**Exercise description**
Gather, from the data below, each line in which the word "Lows" occurs.

**Data rows**
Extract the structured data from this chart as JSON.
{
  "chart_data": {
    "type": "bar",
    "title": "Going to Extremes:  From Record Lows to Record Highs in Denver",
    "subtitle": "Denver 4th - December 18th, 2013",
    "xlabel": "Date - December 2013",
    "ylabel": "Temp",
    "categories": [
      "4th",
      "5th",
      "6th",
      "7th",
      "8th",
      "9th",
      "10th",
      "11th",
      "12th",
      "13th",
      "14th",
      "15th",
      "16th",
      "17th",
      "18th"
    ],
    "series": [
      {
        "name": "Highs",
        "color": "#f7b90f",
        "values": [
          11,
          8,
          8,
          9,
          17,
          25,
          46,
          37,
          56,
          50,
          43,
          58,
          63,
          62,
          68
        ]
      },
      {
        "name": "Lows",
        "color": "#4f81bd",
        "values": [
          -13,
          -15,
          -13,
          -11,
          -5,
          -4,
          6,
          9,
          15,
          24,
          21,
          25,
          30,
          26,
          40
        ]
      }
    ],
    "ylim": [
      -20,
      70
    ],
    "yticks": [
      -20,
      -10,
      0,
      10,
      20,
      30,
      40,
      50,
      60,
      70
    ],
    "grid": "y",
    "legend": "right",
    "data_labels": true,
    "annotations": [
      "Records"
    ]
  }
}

**Solution to this task**
    "title": "Going to Extremes:  From Record Lows to Record Highs in Denver",
        "name": "Lows",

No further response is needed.